■ Exercise instructions:
1. In the blog post below about becoming a missionary, the writer says they shouldn't have been surprised that the Lord won. Please explain why, in one to three sentences.
2. According to the missionary blog post below, what does the writer hope readers will catch a glimpse of through the blog?
3. Write the next part of the blog post below about becoming a missionary, picking up after its final sentence.

■ Document extract:
Tuesday, May 29, 2012

Defining a dream. Claiming a promise.


And so it’s on to the next chapter in life, as some would say. Except in my case, it is nothing short of typical. I cannot begin to tell you how many times I have wrestled with the Lord as I was getting ready to flip the page and begin a new chapter. Funny thing is: He won. I shouldn't be surprised. I already know the end. The story of my life has already been written. What a sweet reminder, our sweet Jesus has so carefully pieced together a beautiful story for each of us. It may be messy. It isn't always easy. It may take longer than expected. And then again, it may be everything we dreamed of and so much more.
My hope is that through this blog, you will be able to catch a glimpse of what the Lord has done, and is still doing in my life. This next step is teaching me more than I could have ever dreamed and stretching me to trust solely is Him alone, but I am loving this season of life.
Do you want to know what the first sentence of this next chapter in my life is?? Are you ready for it?? Here it goes.... "Some may call me crazy, some say it doesn't make sense, and some tell me I'm wasting my time. But my response to this is: Being a missionary is kind of crazy and doesn't always make sense, but one thing is for sure--not one second of my time is being wasted."

■ Material:
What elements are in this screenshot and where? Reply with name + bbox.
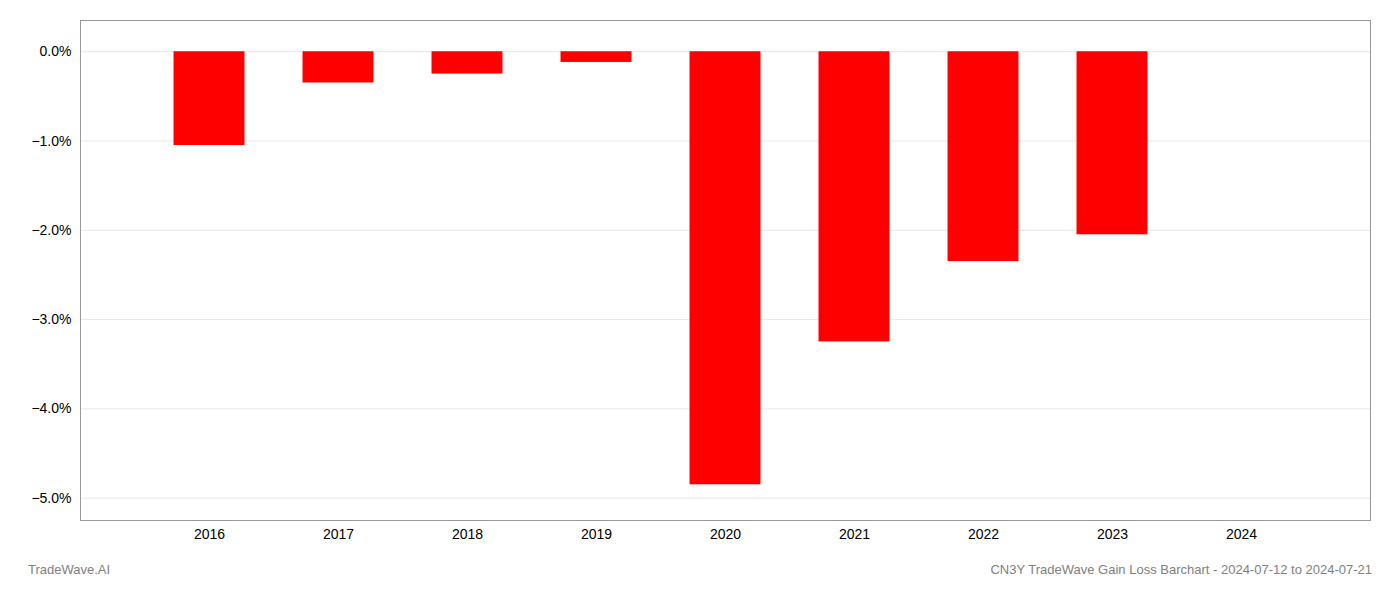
svg-text:2021: 2021 (839, 526, 870, 542)
svg-text:2019: 2019 (581, 526, 612, 542)
svg-text:2024: 2024 (1226, 526, 1257, 542)
svg-text:2016: 2016 (194, 526, 225, 542)
svg-text:2022: 2022 (968, 526, 999, 542)
svg-text:−4.0%: −4.0% (31, 400, 71, 416)
svg-text:−1.0%: −1.0% (31, 133, 71, 149)
svg-text:2018: 2018 (452, 526, 483, 542)
html-text:CN3Y TradeWave Gain Loss Barch: CN3Y TradeWave Gain Loss Barchart - 2024… (990, 562, 1372, 577)
svg-text:−3.0%: −3.0% (31, 311, 71, 327)
svg-text:−2.0%: −2.0% (31, 222, 71, 238)
svg-text:0.0%: 0.0% (40, 43, 72, 59)
svg-text:−5.0%: −5.0% (31, 490, 71, 506)
html-text:TradeWave.AI: TradeWave.AI (28, 562, 111, 577)
svg-text:2023: 2023 (1097, 526, 1128, 542)
svg-text:2020: 2020 (710, 526, 741, 542)
svg-text:2017: 2017 (323, 526, 354, 542)
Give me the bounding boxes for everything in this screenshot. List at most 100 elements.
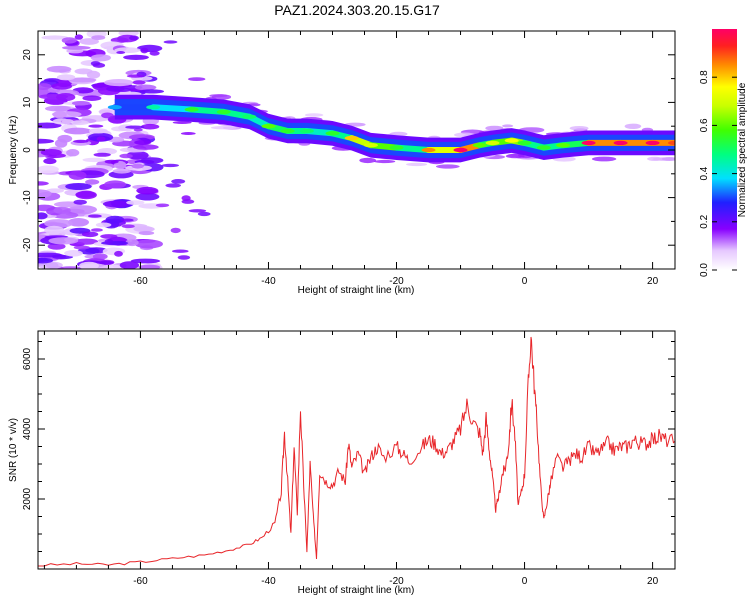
noise-blob bbox=[44, 225, 64, 235]
ridge-point bbox=[261, 124, 276, 129]
colorbar-tick-label: 0.6 bbox=[699, 118, 710, 132]
ridge-point bbox=[517, 140, 532, 146]
x-tick-label: 20 bbox=[647, 276, 659, 287]
x-tick-label: 0 bbox=[522, 276, 528, 287]
noise-blob bbox=[135, 192, 160, 201]
noise-blob bbox=[40, 149, 62, 156]
ridge-point bbox=[421, 147, 436, 153]
colorbar-label: Normalized spectral amplitude bbox=[737, 82, 748, 217]
noise-blob bbox=[90, 228, 103, 232]
noise-blob bbox=[171, 179, 186, 184]
ridge-point bbox=[453, 147, 468, 153]
noise-blob bbox=[79, 38, 99, 45]
noise-blob bbox=[52, 110, 67, 119]
noise-blob bbox=[67, 218, 89, 227]
noise-blob bbox=[134, 140, 152, 145]
noise-blob bbox=[104, 159, 119, 164]
colorbar-gradient bbox=[712, 29, 737, 270]
noise-blob bbox=[100, 234, 118, 239]
snr-series-line bbox=[38, 336, 675, 567]
spectrogram-x-label: Height of straight line (km) bbox=[298, 285, 415, 296]
noise-blob bbox=[88, 128, 108, 134]
noise-blob bbox=[73, 139, 89, 143]
noise-blob bbox=[56, 74, 76, 81]
noise-blob bbox=[138, 231, 155, 236]
x-tick-label: -40 bbox=[261, 576, 276, 587]
noise-blob bbox=[75, 190, 97, 200]
noise-blob bbox=[132, 80, 146, 85]
noise-blob bbox=[624, 123, 642, 129]
noise-blob bbox=[38, 122, 62, 129]
colorbar: 0.0 0.2 0.4 0.6 0.8 Normalized spectral ampl… bbox=[699, 29, 748, 277]
noise-blob bbox=[172, 121, 192, 124]
noise-blob bbox=[105, 264, 121, 269]
y-tick-label: 20 bbox=[22, 49, 33, 61]
noise-blob bbox=[38, 212, 48, 220]
spectrogram-panel: -60 -40 -20 0 20 -20 -10 0 10 20 Height of strai… bbox=[8, 30, 676, 296]
noise-blob bbox=[56, 93, 76, 102]
noise-blob bbox=[140, 47, 149, 54]
ridge-point bbox=[556, 143, 570, 148]
noise-blob bbox=[505, 153, 525, 159]
noise-blob bbox=[188, 209, 207, 213]
noise-blob bbox=[68, 77, 97, 83]
noise-blob bbox=[93, 152, 111, 157]
noise-blob bbox=[181, 195, 191, 201]
chart-title: PAZ1.2024.303.20.15.G17 bbox=[274, 2, 440, 18]
y-tick-label: -10 bbox=[22, 190, 33, 205]
noise-blob bbox=[86, 70, 101, 79]
spectrogram-x-ticks: -60 -40 -20 0 20 bbox=[43, 31, 659, 287]
ridge-point bbox=[299, 128, 314, 134]
noise-blob bbox=[138, 264, 161, 269]
ridge-point bbox=[280, 128, 295, 134]
noise-blob bbox=[136, 186, 159, 195]
ridge-point bbox=[325, 131, 340, 136]
noise-blob bbox=[114, 250, 123, 257]
colorbar-tick-label: 0.2 bbox=[699, 214, 710, 228]
noise-blob bbox=[102, 200, 130, 208]
noise-blob bbox=[406, 162, 428, 167]
snr-frame bbox=[37, 330, 676, 570]
ridge-point bbox=[472, 143, 487, 148]
ridge-point bbox=[242, 114, 257, 119]
noise-blob bbox=[126, 151, 149, 160]
ridge-point bbox=[363, 143, 378, 148]
colorbar-ticks: 0.0 0.2 0.4 0.6 0.8 bbox=[699, 70, 737, 277]
noise-blob bbox=[104, 180, 127, 189]
snr-x-ticks: -60 -40 -20 0 20 bbox=[43, 331, 659, 587]
noise-blob bbox=[65, 183, 92, 190]
noise-blob bbox=[125, 239, 139, 247]
ridge-point bbox=[536, 145, 551, 150]
ridge-point bbox=[107, 105, 122, 110]
noise-blob bbox=[101, 112, 114, 119]
noise-blob bbox=[63, 127, 92, 135]
noise-blob bbox=[90, 54, 111, 62]
ridge-point bbox=[581, 140, 596, 146]
noise-blob bbox=[46, 65, 72, 73]
noise-blob bbox=[38, 252, 63, 258]
noise-blob bbox=[374, 159, 396, 164]
noise-blob bbox=[131, 163, 144, 169]
noise-blob bbox=[68, 205, 97, 215]
snr-y-ticks: 2000 4000 6000 bbox=[22, 341, 675, 552]
noise-blob bbox=[126, 74, 145, 78]
ridge-point bbox=[389, 145, 404, 150]
noise-blob bbox=[119, 261, 140, 269]
x-tick-label: -20 bbox=[389, 576, 404, 587]
noise-blob bbox=[172, 249, 189, 253]
noise-blob bbox=[140, 123, 160, 130]
noise-blob bbox=[188, 77, 206, 81]
ridge-point bbox=[668, 140, 675, 146]
noise-blob bbox=[112, 168, 131, 174]
noise-blob bbox=[116, 51, 126, 54]
noise-blob bbox=[130, 258, 161, 264]
noise-blob bbox=[591, 156, 617, 162]
noise-blob bbox=[74, 238, 99, 245]
y-tick-label: 6000 bbox=[22, 347, 33, 370]
x-tick-label: -20 bbox=[389, 276, 404, 287]
noise-blob bbox=[54, 139, 68, 148]
noise-blob bbox=[66, 149, 80, 157]
y-tick-label: 4000 bbox=[22, 417, 33, 440]
noise-blob bbox=[47, 243, 66, 250]
colorbar-tick-label: 0.0 bbox=[699, 263, 710, 277]
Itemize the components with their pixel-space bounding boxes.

■ The replies:
1. The writer shouldn't have been surprised because they already know the end. The story of their life has already been written.

2. What the Lord has done, and is still doing, in the writer's life.

3.
Most of you know, my last semester of college was spent doing my internship for school at a non-profit organization based out of Birmingham, AL called Sozo Children. "Sozo” is a Greek word found numerous times in the New Testament meaning “to save; to nurture; to rescue; both physically and spiritually.” We currently have 3 running orphanages in Kampala, Uganda, partner with a school called Rays of Hope and have on ground contact with missionaries in Costa Rica and Haiti. 
The past five months, I have been in a "peeling season". A season that the Lord has peeled me away from everything I've always known, everything I have come to know as comfort, and every direction I was "supposed" to be heading after graduation from college. Was it comfortable? No. Did I ever question if my next step was the "right one"? Absolutely. But in the midst of it all, I was daily reminded and reassured with a peace that truly does surpass all understanding. I was reminded that Christ is the positive and completely consistent living Word from God while reading 2 Corinthians 1:20 that says "For all of the promises of God in Him are Yes, and in Him Amen, to the glory of God through us." Christ is the fulfiller and fulfillment of all the promises of God because He is our sum and substance.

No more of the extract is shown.